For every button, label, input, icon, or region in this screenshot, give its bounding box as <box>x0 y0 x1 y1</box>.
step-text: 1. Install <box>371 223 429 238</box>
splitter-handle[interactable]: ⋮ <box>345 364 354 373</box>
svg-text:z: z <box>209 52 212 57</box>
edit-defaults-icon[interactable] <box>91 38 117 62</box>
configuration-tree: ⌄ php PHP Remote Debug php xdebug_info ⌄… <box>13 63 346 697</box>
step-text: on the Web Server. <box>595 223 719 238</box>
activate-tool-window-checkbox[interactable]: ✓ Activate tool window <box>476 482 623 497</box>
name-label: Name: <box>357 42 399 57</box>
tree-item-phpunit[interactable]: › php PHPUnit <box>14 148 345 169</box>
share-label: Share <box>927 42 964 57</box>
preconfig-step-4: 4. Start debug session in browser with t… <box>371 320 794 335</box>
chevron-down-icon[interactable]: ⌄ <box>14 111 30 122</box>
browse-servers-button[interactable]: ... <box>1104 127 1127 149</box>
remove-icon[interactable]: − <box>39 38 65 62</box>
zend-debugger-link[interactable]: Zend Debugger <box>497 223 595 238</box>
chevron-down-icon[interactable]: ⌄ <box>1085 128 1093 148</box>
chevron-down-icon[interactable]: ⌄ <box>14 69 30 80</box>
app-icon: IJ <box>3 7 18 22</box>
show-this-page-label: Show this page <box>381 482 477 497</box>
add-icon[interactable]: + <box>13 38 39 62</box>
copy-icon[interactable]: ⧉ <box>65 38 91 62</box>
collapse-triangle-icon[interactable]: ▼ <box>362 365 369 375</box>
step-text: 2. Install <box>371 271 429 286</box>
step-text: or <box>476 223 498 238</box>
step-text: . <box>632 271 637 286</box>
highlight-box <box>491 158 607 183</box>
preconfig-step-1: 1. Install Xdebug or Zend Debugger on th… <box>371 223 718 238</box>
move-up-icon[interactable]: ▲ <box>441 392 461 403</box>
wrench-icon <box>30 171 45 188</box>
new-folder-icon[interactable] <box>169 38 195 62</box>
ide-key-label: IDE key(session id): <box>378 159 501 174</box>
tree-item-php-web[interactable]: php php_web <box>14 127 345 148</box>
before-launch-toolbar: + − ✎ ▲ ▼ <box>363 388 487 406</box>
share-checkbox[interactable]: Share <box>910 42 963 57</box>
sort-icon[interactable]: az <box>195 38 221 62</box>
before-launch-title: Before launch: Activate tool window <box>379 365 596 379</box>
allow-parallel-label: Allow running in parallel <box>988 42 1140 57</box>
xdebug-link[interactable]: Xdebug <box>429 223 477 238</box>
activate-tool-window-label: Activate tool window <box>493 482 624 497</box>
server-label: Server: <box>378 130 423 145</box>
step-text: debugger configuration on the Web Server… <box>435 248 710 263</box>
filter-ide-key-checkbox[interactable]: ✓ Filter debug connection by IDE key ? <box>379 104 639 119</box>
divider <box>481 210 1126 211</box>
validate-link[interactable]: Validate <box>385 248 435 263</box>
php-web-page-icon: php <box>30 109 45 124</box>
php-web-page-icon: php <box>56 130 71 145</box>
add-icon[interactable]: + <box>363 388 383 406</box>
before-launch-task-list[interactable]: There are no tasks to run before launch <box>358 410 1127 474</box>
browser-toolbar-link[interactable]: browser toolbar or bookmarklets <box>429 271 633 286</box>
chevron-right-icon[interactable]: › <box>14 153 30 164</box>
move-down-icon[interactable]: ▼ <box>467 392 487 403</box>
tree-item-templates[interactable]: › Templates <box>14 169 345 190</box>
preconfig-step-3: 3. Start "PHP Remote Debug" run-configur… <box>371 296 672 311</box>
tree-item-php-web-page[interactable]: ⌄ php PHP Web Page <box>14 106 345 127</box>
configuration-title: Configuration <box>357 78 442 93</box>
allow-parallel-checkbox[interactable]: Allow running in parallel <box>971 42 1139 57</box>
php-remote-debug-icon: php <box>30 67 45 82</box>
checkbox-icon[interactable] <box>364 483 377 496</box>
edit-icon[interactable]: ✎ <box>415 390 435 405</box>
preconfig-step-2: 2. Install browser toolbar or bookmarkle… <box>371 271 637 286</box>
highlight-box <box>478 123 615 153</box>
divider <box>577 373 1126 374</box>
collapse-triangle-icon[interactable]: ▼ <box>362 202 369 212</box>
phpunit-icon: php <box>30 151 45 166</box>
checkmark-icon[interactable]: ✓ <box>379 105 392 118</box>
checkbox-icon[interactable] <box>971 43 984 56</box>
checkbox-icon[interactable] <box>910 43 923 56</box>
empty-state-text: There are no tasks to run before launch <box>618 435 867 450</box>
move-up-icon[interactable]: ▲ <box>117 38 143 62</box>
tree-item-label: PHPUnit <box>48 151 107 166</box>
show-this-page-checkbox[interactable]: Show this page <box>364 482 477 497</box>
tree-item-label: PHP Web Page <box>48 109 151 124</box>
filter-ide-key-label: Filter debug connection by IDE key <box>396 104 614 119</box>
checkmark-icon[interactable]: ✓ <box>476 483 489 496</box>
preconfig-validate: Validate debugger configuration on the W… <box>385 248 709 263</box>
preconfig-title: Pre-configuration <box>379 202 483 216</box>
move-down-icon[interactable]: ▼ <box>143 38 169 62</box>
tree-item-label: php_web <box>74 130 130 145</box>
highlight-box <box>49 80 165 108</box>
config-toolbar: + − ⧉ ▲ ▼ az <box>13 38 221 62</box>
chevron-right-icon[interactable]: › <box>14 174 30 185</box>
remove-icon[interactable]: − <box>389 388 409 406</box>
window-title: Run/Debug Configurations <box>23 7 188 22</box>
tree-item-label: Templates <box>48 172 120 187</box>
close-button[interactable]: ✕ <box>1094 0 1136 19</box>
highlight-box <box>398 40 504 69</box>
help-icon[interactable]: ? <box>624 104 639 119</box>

++++++++++++++++++++

## [Task to complete]
Rewrite all the records with every "remove-icon" changed to "delete-icon", keeping everything else the same.

## [Task solution]
For every button, label, input, icon, or region in this screenshot, give its bounding box as <box>x0 y0 x1 y1</box>.
step-text: 1. Install <box>371 223 429 238</box>
splitter-handle[interactable]: ⋮ <box>345 364 354 373</box>
svg-text:z: z <box>209 52 212 57</box>
edit-defaults-icon[interactable] <box>91 38 117 62</box>
configuration-tree: ⌄ php PHP Remote Debug php xdebug_info ⌄… <box>13 63 346 697</box>
step-text: on the Web Server. <box>595 223 719 238</box>
activate-tool-window-checkbox[interactable]: ✓ Activate tool window <box>476 482 623 497</box>
name-label: Name: <box>357 42 399 57</box>
tree-item-phpunit[interactable]: › php PHPUnit <box>14 148 345 169</box>
share-label: Share <box>927 42 964 57</box>
preconfig-step-4: 4. Start debug session in browser with t… <box>371 320 794 335</box>
chevron-down-icon[interactable]: ⌄ <box>14 111 30 122</box>
browse-servers-button[interactable]: ... <box>1104 127 1127 149</box>
delete-icon[interactable]: − <box>39 38 65 62</box>
zend-debugger-link[interactable]: Zend Debugger <box>497 223 595 238</box>
chevron-down-icon[interactable]: ⌄ <box>1085 128 1093 148</box>
chevron-down-icon[interactable]: ⌄ <box>14 69 30 80</box>
app-icon: IJ <box>3 7 18 22</box>
show-this-page-label: Show this page <box>381 482 477 497</box>
add-icon[interactable]: + <box>13 38 39 62</box>
copy-icon[interactable]: ⧉ <box>65 38 91 62</box>
collapse-triangle-icon[interactable]: ▼ <box>362 365 369 375</box>
step-text: 2. Install <box>371 271 429 286</box>
step-text: or <box>476 223 498 238</box>
step-text: . <box>632 271 637 286</box>
highlight-box <box>491 158 607 183</box>
preconfig-step-1: 1. Install Xdebug or Zend Debugger on th… <box>371 223 718 238</box>
move-up-icon[interactable]: ▲ <box>441 392 461 403</box>
wrench-icon <box>30 171 45 188</box>
new-folder-icon[interactable] <box>169 38 195 62</box>
ide-key-label: IDE key(session id): <box>378 159 501 174</box>
tree-item-php-web[interactable]: php php_web <box>14 127 345 148</box>
before-launch-toolbar: + − ✎ ▲ ▼ <box>363 388 487 406</box>
share-checkbox[interactable]: Share <box>910 42 963 57</box>
sort-icon[interactable]: az <box>195 38 221 62</box>
before-launch-title: Before launch: Activate tool window <box>379 365 596 379</box>
allow-parallel-label: Allow running in parallel <box>988 42 1140 57</box>
xdebug-link[interactable]: Xdebug <box>429 223 477 238</box>
activate-tool-window-label: Activate tool window <box>493 482 624 497</box>
server-label: Server: <box>378 130 423 145</box>
step-text: debugger configuration on the Web Server… <box>435 248 710 263</box>
filter-ide-key-checkbox[interactable]: ✓ Filter debug connection by IDE key ? <box>379 104 639 119</box>
divider <box>481 210 1126 211</box>
validate-link[interactable]: Validate <box>385 248 435 263</box>
php-web-page-icon: php <box>30 109 45 124</box>
php-web-page-icon: php <box>56 130 71 145</box>
add-icon[interactable]: + <box>363 388 383 406</box>
before-launch-task-list[interactable]: There are no tasks to run before launch <box>358 410 1127 474</box>
browser-toolbar-link[interactable]: browser toolbar or bookmarklets <box>429 271 633 286</box>
chevron-right-icon[interactable]: › <box>14 153 30 164</box>
move-down-icon[interactable]: ▼ <box>467 392 487 403</box>
tree-item-templates[interactable]: › Templates <box>14 169 345 190</box>
preconfig-step-3: 3. Start "PHP Remote Debug" run-configur… <box>371 296 672 311</box>
tree-item-php-web-page[interactable]: ⌄ php PHP Web Page <box>14 106 345 127</box>
configuration-title: Configuration <box>357 78 442 93</box>
allow-parallel-checkbox[interactable]: Allow running in parallel <box>971 42 1139 57</box>
php-remote-debug-icon: php <box>30 67 45 82</box>
checkbox-icon[interactable] <box>364 483 377 496</box>
edit-icon[interactable]: ✎ <box>415 390 435 405</box>
preconfig-step-2: 2. Install browser toolbar or bookmarkle… <box>371 271 637 286</box>
highlight-box <box>478 123 615 153</box>
divider <box>577 373 1126 374</box>
collapse-triangle-icon[interactable]: ▼ <box>362 202 369 212</box>
phpunit-icon: php <box>30 151 45 166</box>
checkmark-icon[interactable]: ✓ <box>379 105 392 118</box>
checkbox-icon[interactable] <box>971 43 984 56</box>
checkbox-icon[interactable] <box>910 43 923 56</box>
empty-state-text: There are no tasks to run before launch <box>618 435 867 450</box>
move-up-icon[interactable]: ▲ <box>117 38 143 62</box>
tree-item-label: PHPUnit <box>48 151 107 166</box>
show-this-page-checkbox[interactable]: Show this page <box>364 482 477 497</box>
tree-item-label: PHP Web Page <box>48 109 151 124</box>
filter-ide-key-label: Filter debug connection by IDE key <box>396 104 614 119</box>
checkmark-icon[interactable]: ✓ <box>476 483 489 496</box>
preconfig-validate: Validate debugger configuration on the W… <box>385 248 709 263</box>
preconfig-title: Pre-configuration <box>379 202 483 216</box>
move-down-icon[interactable]: ▼ <box>143 38 169 62</box>
tree-item-label: php_web <box>74 130 130 145</box>
highlight-box <box>49 80 165 108</box>
config-toolbar: + − ⧉ ▲ ▼ az <box>13 38 221 62</box>
chevron-right-icon[interactable]: › <box>14 174 30 185</box>
delete-icon[interactable]: − <box>389 388 409 406</box>
window-title: Run/Debug Configurations <box>23 7 188 22</box>
tree-item-label: Templates <box>48 172 120 187</box>
close-button[interactable]: ✕ <box>1094 0 1136 19</box>
highlight-box <box>398 40 504 69</box>
help-icon[interactable]: ? <box>624 104 639 119</box>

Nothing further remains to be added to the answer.